Copy out lines with the word "text" from the material that follows.

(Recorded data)
########

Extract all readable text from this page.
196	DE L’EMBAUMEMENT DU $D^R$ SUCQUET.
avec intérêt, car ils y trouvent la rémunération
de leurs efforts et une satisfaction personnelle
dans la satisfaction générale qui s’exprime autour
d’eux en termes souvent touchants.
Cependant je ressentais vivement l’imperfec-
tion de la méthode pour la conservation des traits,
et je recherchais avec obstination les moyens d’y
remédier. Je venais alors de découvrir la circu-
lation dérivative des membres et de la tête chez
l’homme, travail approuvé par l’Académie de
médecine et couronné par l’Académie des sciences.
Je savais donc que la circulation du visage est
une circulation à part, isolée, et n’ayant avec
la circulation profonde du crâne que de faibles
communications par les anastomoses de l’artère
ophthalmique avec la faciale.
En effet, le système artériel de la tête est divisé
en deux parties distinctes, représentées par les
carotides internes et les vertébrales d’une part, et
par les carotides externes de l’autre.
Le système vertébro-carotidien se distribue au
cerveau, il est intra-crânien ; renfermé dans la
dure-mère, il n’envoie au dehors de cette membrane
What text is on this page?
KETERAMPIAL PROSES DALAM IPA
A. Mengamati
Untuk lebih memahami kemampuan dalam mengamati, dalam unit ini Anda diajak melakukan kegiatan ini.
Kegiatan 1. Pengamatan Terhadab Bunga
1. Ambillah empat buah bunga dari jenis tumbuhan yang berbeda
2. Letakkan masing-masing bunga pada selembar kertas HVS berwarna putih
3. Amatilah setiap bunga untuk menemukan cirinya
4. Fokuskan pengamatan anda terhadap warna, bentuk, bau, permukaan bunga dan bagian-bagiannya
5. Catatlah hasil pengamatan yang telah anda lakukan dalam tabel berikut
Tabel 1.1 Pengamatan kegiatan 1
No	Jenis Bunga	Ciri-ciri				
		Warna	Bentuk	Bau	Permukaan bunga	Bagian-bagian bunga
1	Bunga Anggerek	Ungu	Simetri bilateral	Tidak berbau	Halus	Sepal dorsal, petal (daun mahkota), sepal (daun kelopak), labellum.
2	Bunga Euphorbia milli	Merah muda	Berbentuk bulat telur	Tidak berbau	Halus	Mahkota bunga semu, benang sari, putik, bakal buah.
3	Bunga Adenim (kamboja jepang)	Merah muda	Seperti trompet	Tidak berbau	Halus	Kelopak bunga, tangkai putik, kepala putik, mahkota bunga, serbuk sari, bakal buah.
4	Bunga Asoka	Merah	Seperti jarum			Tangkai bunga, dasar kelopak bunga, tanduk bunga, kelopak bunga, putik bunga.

########

- RIGHT ANSWER -
Extract all readable text from this page.
What text is on this page?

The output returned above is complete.